* [RECORDS FOR THE EXERCISE]
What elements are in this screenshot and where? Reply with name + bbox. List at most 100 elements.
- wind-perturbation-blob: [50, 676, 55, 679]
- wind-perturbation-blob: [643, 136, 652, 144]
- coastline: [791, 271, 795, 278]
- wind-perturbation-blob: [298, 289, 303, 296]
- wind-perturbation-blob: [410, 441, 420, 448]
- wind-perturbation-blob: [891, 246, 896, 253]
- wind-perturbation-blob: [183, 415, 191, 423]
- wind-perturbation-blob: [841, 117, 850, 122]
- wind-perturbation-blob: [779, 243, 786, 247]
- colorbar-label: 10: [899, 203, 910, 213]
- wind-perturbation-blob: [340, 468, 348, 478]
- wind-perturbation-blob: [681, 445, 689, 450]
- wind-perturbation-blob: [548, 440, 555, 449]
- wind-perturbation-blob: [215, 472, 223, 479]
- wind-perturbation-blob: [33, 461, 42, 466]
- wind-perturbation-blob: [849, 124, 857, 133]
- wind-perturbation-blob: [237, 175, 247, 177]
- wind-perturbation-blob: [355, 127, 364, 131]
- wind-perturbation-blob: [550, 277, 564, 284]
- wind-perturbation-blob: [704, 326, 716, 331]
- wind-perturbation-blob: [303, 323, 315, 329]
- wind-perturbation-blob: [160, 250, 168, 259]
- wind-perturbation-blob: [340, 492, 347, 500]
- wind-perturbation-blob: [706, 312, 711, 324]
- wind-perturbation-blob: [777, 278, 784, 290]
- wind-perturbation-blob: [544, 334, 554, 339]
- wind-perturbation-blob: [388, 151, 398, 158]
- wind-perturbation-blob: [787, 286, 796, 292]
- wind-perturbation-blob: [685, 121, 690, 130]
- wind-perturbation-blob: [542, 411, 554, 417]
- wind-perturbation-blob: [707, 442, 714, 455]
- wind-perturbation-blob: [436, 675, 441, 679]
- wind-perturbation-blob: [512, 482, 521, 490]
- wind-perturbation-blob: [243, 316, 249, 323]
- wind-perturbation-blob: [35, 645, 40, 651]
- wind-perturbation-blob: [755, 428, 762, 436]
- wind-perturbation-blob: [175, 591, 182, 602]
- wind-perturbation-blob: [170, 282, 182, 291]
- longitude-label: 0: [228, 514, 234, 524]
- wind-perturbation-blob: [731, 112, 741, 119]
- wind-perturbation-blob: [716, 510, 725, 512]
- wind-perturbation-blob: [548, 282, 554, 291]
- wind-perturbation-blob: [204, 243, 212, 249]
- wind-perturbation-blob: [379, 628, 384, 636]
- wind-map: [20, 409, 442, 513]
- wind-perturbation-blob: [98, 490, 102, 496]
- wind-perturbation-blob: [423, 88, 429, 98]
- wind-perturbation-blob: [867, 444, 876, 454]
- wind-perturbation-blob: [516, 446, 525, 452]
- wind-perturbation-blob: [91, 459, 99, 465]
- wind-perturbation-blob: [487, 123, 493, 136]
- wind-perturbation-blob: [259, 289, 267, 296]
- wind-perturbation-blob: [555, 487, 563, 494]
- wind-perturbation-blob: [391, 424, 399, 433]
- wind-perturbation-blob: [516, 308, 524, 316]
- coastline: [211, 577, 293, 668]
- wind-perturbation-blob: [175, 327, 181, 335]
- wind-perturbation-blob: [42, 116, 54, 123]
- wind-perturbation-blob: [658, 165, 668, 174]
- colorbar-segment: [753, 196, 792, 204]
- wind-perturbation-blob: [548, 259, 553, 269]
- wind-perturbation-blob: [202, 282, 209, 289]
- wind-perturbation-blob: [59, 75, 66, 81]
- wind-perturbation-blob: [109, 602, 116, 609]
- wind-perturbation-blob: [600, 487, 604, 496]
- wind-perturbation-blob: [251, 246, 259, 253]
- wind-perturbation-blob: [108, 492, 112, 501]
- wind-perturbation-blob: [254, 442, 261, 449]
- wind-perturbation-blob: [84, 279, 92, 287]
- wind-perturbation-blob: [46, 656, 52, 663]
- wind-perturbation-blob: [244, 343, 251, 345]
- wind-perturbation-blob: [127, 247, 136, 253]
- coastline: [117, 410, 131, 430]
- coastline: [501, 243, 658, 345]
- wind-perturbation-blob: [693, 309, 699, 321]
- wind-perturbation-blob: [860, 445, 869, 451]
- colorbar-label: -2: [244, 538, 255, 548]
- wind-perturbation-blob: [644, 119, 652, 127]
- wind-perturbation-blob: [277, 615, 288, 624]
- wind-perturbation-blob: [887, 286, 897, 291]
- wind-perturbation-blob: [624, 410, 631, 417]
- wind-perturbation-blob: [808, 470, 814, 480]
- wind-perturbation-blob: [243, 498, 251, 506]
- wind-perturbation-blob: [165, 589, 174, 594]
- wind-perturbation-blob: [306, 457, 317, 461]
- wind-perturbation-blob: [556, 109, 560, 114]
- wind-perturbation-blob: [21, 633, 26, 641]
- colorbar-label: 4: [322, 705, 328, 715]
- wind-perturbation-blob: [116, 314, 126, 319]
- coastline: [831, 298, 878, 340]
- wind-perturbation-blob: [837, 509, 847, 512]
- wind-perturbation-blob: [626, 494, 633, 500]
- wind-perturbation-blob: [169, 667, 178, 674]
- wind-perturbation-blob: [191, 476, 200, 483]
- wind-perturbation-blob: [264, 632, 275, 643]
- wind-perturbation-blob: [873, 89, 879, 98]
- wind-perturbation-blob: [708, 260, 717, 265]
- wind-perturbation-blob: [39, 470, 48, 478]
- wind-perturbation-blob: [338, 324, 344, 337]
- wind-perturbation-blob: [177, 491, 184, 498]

* [CHALLENGE]
Recast the lines above, from the first one through the line containing "- wind-perturbation-blob: [340, 468, 348, 478]", as a JSON list of strings with one string per line, leaving out any blank lines.

* [THE ANSWER]
[
  "What elements are in this screenshot and where? Reply with name + bbox. List at most 100 elements.",
  "- wind-perturbation-blob: [50, 676, 55, 679]",
  "- wind-perturbation-blob: [643, 136, 652, 144]",
  "- coastline: [791, 271, 795, 278]",
  "- wind-perturbation-blob: [298, 289, 303, 296]",
  "- wind-perturbation-blob: [410, 441, 420, 448]",
  "- wind-perturbation-blob: [891, 246, 896, 253]",
  "- wind-perturbation-blob: [183, 415, 191, 423]",
  "- wind-perturbation-blob: [841, 117, 850, 122]",
  "- wind-perturbation-blob: [779, 243, 786, 247]",
  "- colorbar-label: 10: [899, 203, 910, 213]",
  "- wind-perturbation-blob: [340, 468, 348, 478]"
]